### What you have to do
Only the number is needed: how many lines of the records include "统考中考真题"?

### Information given
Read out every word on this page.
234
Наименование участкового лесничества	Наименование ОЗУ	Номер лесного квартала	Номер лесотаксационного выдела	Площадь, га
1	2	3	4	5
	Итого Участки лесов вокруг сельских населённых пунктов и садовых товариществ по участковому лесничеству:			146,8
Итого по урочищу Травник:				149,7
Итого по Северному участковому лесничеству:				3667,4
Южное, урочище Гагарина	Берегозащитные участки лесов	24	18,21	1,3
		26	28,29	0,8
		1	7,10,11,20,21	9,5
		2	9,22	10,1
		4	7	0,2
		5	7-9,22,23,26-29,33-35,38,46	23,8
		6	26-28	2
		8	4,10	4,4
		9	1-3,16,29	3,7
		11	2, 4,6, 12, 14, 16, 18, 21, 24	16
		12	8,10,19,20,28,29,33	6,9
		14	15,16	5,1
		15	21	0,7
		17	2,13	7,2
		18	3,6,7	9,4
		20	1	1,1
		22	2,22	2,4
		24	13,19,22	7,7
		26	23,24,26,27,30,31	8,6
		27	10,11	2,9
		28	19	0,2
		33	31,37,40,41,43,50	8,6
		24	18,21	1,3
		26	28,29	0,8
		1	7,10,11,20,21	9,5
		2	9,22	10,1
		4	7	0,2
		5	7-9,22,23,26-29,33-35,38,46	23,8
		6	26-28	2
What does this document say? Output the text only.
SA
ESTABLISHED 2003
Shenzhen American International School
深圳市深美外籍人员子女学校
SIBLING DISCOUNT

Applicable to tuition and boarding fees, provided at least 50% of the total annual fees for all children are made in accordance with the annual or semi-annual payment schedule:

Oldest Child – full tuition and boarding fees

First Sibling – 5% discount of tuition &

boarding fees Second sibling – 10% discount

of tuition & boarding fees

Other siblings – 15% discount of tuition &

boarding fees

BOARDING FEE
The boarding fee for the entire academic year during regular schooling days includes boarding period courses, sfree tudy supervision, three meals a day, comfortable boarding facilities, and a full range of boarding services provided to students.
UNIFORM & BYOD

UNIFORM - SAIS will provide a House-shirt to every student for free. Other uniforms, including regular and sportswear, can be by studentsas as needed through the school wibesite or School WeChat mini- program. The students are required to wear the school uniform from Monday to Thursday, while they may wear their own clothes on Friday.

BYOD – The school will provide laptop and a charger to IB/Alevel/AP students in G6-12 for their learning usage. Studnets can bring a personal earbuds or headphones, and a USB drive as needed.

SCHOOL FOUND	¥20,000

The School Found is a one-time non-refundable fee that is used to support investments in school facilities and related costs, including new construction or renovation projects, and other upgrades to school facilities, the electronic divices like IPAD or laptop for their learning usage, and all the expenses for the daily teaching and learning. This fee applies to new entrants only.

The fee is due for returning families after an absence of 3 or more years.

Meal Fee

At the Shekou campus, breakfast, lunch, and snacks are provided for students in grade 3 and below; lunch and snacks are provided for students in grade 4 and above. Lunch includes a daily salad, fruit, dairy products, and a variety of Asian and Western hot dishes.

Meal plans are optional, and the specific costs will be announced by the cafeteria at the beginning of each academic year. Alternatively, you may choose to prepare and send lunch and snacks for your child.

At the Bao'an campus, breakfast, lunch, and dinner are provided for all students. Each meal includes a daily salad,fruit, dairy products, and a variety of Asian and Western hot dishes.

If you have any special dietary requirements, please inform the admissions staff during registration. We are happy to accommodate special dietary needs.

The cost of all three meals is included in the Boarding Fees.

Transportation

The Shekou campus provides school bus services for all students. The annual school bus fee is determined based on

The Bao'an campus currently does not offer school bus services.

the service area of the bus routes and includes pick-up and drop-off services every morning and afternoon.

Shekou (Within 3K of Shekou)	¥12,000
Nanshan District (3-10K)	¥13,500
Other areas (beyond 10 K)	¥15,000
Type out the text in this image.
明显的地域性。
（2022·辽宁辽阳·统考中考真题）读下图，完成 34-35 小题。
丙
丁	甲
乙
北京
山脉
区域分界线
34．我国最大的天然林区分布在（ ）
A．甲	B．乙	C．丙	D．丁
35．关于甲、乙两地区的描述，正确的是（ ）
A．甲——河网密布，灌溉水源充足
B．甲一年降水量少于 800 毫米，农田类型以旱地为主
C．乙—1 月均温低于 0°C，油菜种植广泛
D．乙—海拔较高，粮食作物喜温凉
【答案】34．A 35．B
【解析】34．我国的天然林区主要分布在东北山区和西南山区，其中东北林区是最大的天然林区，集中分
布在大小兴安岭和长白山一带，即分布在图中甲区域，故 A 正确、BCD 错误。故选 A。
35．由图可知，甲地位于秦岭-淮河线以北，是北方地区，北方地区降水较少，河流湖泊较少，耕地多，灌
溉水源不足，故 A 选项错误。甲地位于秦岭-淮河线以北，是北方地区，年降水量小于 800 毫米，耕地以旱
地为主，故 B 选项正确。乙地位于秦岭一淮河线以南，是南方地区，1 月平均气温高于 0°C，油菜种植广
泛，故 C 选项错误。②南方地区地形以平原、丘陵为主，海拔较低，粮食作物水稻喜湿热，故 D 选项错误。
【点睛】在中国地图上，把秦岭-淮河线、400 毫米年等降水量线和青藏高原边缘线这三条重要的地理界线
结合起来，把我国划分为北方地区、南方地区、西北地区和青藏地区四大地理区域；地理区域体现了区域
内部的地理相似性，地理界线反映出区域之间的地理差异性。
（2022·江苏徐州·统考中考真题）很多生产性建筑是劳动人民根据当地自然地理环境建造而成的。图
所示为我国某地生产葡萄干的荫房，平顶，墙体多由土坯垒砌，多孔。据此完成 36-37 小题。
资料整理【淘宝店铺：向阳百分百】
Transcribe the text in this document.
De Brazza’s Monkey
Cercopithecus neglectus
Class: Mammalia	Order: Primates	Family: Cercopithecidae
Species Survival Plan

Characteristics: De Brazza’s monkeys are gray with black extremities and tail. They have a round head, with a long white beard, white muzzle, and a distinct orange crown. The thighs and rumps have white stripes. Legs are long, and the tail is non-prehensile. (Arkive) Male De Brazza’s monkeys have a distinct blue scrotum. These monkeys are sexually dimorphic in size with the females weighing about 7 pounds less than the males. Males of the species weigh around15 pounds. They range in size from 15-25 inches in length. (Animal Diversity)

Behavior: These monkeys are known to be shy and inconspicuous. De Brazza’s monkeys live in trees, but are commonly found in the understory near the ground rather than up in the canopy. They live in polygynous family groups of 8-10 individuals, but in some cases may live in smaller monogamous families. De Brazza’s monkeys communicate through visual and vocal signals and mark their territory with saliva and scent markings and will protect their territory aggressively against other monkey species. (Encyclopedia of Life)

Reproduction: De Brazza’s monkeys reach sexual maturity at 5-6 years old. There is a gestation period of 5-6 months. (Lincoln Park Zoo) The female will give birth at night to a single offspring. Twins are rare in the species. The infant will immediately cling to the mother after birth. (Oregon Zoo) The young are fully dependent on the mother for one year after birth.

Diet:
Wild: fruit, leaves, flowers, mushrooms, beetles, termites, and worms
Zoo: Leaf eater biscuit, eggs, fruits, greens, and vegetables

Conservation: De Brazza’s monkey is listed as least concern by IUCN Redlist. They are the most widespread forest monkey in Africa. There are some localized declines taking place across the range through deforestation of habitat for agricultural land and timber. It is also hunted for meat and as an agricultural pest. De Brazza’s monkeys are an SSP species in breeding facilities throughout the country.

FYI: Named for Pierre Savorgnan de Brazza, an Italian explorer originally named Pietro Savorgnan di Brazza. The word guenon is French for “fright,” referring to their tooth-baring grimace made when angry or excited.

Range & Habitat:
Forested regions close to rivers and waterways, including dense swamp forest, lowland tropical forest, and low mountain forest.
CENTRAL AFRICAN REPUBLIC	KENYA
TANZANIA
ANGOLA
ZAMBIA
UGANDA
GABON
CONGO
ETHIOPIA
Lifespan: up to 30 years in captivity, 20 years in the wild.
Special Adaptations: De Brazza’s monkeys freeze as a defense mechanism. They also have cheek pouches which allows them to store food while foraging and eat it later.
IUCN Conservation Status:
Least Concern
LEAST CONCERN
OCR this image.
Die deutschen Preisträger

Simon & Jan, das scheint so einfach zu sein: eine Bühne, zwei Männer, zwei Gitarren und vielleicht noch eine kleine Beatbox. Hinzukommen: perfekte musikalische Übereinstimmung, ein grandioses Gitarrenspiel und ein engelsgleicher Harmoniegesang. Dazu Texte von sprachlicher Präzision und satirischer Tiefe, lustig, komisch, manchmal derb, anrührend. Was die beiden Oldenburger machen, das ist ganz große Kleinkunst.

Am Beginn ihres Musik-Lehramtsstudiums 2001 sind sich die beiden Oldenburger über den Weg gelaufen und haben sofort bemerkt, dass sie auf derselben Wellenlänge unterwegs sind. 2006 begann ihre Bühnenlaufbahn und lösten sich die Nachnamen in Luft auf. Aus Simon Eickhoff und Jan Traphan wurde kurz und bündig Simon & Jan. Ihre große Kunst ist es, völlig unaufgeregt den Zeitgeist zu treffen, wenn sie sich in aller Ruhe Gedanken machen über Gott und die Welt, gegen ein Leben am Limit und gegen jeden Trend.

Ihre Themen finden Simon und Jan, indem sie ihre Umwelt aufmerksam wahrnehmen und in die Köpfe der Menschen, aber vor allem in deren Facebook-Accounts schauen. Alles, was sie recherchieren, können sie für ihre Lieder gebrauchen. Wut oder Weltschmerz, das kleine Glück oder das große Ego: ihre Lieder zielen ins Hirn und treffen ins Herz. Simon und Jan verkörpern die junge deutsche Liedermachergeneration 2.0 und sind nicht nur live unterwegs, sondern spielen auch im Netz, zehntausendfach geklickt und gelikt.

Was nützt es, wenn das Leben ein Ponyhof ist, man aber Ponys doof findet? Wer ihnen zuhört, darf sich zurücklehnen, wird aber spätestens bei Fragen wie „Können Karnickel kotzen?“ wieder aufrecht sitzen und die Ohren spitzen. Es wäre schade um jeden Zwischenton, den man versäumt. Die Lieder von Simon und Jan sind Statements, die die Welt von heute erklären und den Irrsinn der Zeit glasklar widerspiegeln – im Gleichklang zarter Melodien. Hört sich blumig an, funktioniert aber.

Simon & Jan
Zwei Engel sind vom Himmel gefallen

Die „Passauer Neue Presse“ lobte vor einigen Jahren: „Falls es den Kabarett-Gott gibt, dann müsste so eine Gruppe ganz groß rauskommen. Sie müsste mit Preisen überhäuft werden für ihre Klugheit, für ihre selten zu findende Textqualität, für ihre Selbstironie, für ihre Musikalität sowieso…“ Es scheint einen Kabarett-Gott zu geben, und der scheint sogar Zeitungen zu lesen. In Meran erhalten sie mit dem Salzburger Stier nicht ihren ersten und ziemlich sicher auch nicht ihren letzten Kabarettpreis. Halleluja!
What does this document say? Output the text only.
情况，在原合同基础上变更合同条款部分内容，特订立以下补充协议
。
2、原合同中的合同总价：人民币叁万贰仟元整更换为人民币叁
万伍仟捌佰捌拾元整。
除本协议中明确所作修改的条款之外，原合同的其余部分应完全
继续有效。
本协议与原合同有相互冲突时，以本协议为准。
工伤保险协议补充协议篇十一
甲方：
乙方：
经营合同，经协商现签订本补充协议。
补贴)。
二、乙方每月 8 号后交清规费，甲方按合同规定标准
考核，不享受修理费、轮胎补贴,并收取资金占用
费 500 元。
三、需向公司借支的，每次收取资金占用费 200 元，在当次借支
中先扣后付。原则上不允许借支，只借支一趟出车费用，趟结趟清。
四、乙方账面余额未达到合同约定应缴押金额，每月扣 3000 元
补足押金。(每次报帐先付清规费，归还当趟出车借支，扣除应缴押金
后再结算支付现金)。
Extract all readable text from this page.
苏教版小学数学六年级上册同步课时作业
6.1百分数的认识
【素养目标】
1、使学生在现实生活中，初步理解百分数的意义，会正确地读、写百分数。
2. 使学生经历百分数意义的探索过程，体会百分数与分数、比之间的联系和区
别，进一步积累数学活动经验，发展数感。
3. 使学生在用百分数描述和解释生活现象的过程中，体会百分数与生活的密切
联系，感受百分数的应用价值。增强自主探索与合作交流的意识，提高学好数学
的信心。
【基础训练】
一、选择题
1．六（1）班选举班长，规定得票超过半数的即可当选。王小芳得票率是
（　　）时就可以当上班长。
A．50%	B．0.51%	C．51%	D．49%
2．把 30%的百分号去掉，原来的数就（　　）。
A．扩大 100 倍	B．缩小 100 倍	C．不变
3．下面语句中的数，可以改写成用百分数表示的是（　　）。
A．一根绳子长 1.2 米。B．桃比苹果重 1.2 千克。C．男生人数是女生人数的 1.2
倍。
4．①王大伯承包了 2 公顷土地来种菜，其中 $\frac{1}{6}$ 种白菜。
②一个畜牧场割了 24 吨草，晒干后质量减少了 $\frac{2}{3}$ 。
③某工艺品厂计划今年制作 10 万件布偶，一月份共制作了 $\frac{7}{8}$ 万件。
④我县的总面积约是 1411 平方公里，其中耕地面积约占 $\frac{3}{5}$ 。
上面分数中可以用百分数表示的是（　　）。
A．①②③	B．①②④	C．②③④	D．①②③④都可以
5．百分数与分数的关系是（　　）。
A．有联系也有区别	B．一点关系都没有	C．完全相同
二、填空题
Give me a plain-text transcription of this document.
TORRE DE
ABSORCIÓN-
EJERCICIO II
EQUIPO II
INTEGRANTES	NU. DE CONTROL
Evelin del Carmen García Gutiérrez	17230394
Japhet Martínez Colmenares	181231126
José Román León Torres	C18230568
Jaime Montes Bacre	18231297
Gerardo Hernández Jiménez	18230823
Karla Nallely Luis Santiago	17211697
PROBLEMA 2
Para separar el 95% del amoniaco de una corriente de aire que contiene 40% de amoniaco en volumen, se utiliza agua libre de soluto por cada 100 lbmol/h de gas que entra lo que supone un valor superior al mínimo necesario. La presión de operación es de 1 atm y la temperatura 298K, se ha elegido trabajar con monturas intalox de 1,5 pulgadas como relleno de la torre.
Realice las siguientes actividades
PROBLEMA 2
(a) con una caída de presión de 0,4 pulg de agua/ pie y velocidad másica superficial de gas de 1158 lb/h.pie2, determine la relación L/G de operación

### Right answer
2